- Requirement
Identify the lines bearing the string "relative" and gather them.

- Data rows
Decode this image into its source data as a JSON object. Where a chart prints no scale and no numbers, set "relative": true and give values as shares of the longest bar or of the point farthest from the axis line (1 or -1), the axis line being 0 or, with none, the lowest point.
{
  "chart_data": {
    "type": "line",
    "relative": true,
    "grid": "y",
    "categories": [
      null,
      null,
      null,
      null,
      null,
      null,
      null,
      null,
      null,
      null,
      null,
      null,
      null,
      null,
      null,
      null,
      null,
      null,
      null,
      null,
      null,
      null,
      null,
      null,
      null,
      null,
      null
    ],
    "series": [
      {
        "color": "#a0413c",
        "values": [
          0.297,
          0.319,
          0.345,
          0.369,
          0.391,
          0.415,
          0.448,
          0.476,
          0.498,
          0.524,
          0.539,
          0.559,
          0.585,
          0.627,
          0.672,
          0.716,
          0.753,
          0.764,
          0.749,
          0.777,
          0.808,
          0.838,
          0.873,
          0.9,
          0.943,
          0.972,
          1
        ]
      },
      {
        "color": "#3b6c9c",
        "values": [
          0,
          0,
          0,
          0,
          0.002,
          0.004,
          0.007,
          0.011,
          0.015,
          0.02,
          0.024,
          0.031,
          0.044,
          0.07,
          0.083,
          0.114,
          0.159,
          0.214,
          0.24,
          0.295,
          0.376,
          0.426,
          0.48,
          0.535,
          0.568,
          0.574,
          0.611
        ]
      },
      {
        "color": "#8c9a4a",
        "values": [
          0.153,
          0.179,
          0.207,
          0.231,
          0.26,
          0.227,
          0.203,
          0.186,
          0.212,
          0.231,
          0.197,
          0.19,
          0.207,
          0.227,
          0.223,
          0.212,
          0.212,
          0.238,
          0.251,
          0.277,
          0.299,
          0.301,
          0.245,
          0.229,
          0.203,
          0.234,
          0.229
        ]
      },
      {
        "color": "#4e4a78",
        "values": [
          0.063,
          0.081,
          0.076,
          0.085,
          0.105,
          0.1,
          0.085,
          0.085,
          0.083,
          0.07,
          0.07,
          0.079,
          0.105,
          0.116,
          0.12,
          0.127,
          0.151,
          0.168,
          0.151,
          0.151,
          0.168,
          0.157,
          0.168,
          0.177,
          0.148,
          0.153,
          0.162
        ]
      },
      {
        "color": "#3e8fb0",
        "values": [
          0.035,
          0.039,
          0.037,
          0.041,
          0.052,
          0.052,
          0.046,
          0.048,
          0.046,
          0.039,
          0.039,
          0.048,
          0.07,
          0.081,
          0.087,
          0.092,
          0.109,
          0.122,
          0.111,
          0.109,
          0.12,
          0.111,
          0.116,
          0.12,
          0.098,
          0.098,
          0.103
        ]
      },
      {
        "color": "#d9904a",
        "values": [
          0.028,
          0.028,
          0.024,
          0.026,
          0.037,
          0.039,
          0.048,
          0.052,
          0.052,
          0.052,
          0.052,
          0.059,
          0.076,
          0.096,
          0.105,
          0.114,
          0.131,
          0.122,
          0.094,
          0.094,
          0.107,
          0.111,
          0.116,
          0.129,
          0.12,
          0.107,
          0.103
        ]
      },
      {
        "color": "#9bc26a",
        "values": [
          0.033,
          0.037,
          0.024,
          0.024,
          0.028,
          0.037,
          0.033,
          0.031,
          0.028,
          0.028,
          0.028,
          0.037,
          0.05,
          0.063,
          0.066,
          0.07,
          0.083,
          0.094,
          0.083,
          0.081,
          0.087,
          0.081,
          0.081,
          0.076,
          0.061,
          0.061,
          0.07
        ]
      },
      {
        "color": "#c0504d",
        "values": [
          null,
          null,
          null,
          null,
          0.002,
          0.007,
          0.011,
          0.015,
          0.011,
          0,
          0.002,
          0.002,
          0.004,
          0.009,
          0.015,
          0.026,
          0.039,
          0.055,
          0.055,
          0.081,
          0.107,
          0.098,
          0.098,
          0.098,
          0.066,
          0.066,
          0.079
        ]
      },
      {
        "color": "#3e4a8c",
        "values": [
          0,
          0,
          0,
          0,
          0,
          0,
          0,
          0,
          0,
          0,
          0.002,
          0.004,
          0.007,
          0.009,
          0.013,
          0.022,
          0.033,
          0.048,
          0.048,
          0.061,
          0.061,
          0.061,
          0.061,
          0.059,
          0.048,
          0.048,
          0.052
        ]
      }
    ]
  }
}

...

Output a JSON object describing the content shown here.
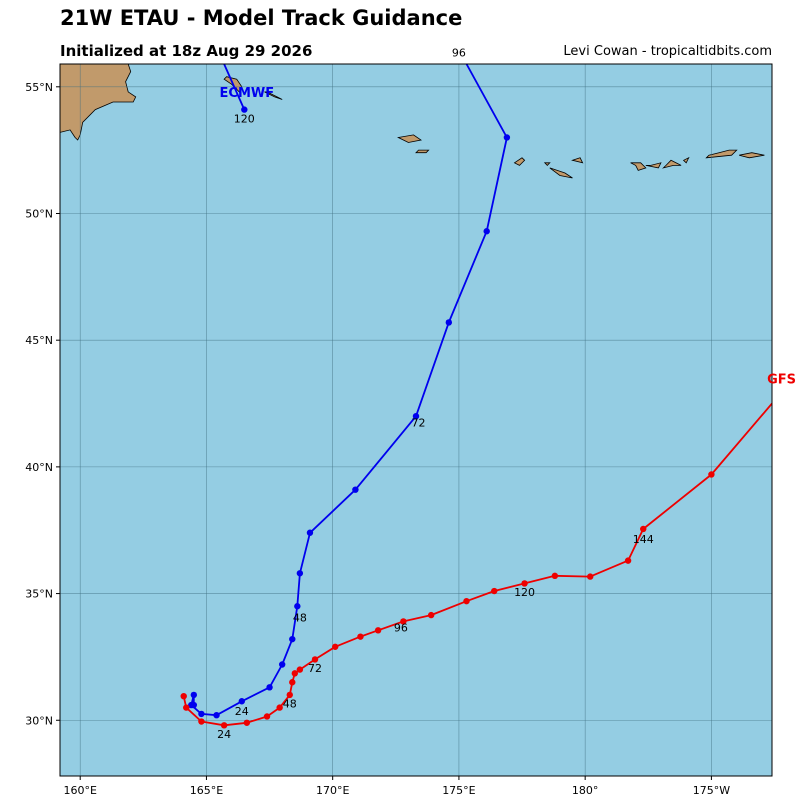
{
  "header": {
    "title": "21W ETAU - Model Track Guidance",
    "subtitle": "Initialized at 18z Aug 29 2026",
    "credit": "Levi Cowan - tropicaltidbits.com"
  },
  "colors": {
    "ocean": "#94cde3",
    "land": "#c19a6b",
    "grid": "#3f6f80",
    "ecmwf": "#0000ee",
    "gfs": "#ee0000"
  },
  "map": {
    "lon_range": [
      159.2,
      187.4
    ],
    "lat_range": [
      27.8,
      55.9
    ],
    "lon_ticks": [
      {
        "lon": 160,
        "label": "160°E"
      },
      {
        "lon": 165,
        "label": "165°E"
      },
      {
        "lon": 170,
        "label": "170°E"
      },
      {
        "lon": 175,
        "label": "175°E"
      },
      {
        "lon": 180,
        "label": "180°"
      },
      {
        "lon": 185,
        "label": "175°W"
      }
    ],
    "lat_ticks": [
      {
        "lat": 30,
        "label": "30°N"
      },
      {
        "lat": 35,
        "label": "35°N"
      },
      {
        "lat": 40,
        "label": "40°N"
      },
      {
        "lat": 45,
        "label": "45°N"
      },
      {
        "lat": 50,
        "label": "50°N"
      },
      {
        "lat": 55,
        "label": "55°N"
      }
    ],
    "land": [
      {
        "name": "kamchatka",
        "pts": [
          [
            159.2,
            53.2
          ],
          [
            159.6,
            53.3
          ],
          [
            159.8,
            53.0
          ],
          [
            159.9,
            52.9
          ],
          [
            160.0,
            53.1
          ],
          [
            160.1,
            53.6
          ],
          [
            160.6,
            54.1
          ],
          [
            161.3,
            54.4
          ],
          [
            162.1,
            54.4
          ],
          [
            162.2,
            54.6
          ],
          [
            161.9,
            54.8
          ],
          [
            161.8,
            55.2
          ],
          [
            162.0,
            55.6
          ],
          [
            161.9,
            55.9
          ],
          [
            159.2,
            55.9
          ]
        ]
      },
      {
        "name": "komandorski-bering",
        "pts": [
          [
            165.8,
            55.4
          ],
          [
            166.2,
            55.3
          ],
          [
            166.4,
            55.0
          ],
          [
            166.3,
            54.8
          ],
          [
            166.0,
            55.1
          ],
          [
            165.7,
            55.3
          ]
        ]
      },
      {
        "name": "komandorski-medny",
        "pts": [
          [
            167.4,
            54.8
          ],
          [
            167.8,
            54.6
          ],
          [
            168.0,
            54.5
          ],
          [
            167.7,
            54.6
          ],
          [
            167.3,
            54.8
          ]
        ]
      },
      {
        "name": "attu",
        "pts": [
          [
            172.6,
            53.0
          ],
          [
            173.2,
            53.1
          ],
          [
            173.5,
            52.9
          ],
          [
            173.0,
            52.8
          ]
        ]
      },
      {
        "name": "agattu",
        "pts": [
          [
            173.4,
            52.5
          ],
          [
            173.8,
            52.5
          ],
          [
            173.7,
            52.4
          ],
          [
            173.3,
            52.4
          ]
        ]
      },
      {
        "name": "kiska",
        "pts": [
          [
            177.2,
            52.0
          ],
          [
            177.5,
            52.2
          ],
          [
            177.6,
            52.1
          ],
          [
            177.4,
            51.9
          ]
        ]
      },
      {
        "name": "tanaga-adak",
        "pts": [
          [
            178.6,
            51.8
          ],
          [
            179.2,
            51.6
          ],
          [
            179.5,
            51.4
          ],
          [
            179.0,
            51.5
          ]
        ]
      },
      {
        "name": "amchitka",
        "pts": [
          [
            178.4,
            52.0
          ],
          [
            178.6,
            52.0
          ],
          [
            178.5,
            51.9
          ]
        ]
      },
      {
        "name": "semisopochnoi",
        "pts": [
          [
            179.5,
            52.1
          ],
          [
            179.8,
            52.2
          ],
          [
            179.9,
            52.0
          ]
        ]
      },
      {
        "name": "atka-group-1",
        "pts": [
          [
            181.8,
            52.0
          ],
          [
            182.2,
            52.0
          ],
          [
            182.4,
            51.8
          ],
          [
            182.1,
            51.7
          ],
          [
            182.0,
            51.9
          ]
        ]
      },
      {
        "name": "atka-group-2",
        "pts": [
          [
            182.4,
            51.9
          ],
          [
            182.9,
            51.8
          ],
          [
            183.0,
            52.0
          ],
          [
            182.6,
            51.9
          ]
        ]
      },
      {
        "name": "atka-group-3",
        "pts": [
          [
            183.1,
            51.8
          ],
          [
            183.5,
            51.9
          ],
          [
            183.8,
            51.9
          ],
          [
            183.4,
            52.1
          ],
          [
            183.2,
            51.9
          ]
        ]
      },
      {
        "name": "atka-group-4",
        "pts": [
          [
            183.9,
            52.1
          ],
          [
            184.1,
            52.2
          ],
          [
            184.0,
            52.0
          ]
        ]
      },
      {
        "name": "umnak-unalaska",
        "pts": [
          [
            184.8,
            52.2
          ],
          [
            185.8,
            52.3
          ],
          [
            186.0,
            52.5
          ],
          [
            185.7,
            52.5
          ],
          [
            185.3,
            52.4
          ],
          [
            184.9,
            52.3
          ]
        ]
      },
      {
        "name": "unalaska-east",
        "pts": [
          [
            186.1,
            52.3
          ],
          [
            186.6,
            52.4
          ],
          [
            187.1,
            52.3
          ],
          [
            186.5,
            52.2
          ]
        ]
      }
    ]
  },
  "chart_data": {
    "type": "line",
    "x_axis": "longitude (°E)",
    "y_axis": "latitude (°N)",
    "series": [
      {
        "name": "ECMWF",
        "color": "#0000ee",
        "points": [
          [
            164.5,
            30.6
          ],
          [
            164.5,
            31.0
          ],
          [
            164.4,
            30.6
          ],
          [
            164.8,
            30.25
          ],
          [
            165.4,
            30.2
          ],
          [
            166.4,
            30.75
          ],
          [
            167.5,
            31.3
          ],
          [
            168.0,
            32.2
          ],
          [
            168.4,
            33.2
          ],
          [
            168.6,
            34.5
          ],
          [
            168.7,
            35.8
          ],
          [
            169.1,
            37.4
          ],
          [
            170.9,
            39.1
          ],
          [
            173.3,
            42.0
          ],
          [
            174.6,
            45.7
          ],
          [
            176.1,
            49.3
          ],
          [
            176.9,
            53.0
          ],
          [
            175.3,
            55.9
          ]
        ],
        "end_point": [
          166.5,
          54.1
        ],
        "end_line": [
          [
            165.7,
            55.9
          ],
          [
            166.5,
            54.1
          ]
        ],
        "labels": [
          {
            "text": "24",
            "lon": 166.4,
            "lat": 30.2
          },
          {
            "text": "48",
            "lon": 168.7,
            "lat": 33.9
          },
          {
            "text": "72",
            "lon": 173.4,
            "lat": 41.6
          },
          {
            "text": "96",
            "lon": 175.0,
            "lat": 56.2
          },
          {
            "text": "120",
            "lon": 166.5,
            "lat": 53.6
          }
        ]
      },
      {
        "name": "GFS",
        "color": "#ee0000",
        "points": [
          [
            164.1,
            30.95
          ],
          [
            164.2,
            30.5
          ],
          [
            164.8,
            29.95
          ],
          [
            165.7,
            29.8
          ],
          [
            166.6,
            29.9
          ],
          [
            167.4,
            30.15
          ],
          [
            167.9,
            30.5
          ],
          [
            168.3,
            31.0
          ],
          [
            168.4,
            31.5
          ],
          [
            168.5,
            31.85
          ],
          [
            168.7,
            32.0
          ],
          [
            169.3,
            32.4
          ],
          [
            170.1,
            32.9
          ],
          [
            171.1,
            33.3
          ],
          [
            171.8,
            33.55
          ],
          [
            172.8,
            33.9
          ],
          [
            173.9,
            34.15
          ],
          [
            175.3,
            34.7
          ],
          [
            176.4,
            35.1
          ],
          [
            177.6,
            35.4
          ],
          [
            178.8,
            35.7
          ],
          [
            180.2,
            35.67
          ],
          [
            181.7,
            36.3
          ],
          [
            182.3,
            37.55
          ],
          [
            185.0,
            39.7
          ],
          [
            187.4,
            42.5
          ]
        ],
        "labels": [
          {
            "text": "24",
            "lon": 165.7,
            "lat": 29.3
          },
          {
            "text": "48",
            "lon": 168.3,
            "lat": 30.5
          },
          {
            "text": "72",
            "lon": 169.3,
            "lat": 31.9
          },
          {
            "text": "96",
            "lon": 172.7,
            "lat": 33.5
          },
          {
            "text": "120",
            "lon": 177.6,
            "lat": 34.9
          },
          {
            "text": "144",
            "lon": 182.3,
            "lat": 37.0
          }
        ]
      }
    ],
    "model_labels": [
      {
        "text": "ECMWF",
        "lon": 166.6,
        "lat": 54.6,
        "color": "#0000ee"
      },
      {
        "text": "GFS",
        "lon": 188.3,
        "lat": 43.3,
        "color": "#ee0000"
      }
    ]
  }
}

==

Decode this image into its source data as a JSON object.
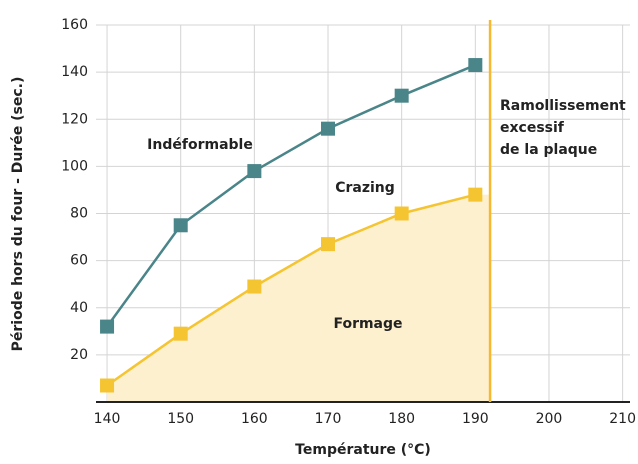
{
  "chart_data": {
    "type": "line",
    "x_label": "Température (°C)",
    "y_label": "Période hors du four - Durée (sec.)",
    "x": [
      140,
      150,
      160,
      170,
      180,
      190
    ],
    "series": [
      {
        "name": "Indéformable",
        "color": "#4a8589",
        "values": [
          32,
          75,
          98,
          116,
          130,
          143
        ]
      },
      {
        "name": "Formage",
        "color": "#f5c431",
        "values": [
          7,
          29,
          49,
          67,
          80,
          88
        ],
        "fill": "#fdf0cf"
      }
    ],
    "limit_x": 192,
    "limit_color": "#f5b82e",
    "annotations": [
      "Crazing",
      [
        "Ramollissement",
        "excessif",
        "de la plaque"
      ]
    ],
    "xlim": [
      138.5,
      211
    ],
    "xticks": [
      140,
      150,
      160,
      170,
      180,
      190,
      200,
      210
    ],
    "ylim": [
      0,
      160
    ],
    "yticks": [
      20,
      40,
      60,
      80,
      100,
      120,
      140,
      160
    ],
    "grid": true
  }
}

- The output
Decode this image into its source data as a JSON object. Where a chart prints no scale and no numbers, set "relative": true and give values as shares of the longest bar or of the point farthest from the axis line (1 or -1), the axis line being 0 or, with none, the lowest point.
    "relative": true,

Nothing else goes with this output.